→ **The task**:
Copy out the entries below in full and exactly.

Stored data
• • • • • • •
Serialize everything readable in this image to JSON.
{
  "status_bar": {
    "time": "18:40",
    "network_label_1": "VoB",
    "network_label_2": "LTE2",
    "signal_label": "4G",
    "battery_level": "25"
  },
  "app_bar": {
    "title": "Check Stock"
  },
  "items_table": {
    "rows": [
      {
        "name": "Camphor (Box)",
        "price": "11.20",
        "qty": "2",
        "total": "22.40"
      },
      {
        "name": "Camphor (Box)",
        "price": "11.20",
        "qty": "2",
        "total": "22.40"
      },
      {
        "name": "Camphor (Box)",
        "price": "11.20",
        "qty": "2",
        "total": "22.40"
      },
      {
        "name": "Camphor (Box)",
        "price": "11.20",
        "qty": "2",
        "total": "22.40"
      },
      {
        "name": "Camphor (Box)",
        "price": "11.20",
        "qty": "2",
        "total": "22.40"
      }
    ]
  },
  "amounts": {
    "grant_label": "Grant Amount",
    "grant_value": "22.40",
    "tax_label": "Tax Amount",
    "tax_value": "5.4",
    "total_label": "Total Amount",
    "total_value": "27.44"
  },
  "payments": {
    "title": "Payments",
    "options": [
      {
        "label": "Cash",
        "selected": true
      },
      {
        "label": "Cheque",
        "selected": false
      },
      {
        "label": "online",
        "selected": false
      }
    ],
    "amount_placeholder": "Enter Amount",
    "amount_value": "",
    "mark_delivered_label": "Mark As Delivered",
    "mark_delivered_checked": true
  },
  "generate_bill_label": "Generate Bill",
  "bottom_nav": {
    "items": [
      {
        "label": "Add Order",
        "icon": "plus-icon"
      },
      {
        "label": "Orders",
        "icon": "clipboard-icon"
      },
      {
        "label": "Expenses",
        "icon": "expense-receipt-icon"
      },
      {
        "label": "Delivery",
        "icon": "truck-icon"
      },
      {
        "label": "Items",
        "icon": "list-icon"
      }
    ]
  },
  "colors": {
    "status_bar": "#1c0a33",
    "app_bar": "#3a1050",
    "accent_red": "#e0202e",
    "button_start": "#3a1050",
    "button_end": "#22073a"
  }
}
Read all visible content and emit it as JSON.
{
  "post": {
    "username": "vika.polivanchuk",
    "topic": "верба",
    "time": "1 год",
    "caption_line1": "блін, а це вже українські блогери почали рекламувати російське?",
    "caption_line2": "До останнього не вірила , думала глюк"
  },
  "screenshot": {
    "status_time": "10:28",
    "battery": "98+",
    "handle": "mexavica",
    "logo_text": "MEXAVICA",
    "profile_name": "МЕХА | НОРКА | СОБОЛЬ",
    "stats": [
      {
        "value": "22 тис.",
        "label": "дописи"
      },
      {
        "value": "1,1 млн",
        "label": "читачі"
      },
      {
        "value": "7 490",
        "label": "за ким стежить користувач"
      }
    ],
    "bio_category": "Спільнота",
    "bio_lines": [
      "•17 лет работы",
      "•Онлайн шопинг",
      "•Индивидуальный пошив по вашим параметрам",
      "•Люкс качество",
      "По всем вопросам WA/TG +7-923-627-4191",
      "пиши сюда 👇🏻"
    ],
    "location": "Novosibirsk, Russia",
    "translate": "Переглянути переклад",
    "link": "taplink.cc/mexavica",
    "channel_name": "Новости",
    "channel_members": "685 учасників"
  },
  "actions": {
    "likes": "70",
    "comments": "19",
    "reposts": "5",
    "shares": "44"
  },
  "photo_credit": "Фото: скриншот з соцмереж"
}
• • • • • • •
→ **Answer to this exercise**:
Serialize everything readable in this image to JSON.
{
  "status_bar": {
    "time": "18:40",
    "network_label_1": "VoB",
    "network_label_2": "LTE2",
    "signal_label": "4G",
    "battery_level": "25"
  },
  "app_bar": {
    "title": "Check Stock"
  },
  "items_table": {
    "rows": [
      {
        "name": "Camphor (Box)",
        "price": "11.20",
        "qty": "2",
        "total": "22.40"
      },
      {
        "name": "Camphor (Box)",
        "price": "11.20",
        "qty": "2",
        "total": "22.40"
      },
      {
        "name": "Camphor (Box)",
        "price": "11.20",
        "qty": "2",
        "total": "22.40"
      },
      {
        "name": "Camphor (Box)",
        "price": "11.20",
        "qty": "2",
        "total": "22.40"
      },
      {
        "name": "Camphor (Box)",
        "price": "11.20",
        "qty": "2",
        "total": "22.40"
      }
    ]
  },
  "amounts": {
    "grant_label": "Grant Amount",
    "grant_value": "22.40",
    "tax_label": "Tax Amount",
    "tax_value": "5.4",
    "total_label": "Total Amount",
    "total_value": "27.44"
  },
  "payments": {
    "title": "Payments",
    "options": [
      {
        "label": "Cash",
        "selected": true
      },
      {
        "label": "Cheque",
        "selected": false
      },
      {
        "label": "online",
        "selected": false
      }
    ],
    "amount_placeholder": "Enter Amount",
    "amount_value": "",
    "mark_delivered_label": "Mark As Delivered",
    "mark_delivered_checked": true
  },
  "generate_bill_label": "Generate Bill",
  "bottom_nav": {
    "items": [
      {
        "label": "Add Order",
        "icon": "plus-icon"
      },
      {
        "label": "Orders",
        "icon": "clipboard-icon"
      },
      {
        "label": "Expenses",
        "icon": "expense-receipt-icon"
      },
      {
        "label": "Delivery",
        "icon": "truck-icon"
      },
      {
        "label": "Items",
        "icon": "list-icon"
      }
    ]
  },
  "colors": {
    "status_bar": "#1c0a33",
    "app_bar": "#3a1050",
    "accent_red": "#e0202e",
    "button_start": "#3a1050",
    "button_end": "#22073a"
  }
}
Read all visible content and emit it as JSON.
{
  "post": {
    "username": "vika.polivanchuk",
    "topic": "верба",
    "time": "1 год",
    "caption_line1": "блін, а це вже українські блогери почали рекламувати російське?",
    "caption_line2": "До останнього не вірила , думала глюк"
  },
  "screenshot": {
    "status_time": "10:28",
    "battery": "98+",
    "handle": "mexavica",
    "logo_text": "MEXAVICA",
    "profile_name": "МЕХА | НОРКА | СОБОЛЬ",
    "stats": [
      {
        "value": "22 тис.",
        "label": "дописи"
      },
      {
        "value": "1,1 млн",
        "label": "читачі"
      },
      {
        "value": "7 490",
        "label": "за ким стежить користувач"
      }
    ],
    "bio_category": "Спільнота",
    "bio_lines": [
      "•17 лет работы",
      "•Онлайн шопинг",
      "•Индивидуальный пошив по вашим параметрам",
      "•Люкс качество",
      "По всем вопросам WA/TG +7-923-627-4191",
      "пиши сюда 👇🏻"
    ],
    "location": "Novosibirsk, Russia",
    "translate": "Переглянути переклад",
    "link": "taplink.cc/mexavica",
    "channel_name": "Новости",
    "channel_members": "685 учасників"
  },
  "actions": {
    "likes": "70",
    "comments": "19",
    "reposts": "5",
    "shares": "44"
  },
  "photo_credit": "Фото: скриншот з соцмереж"
}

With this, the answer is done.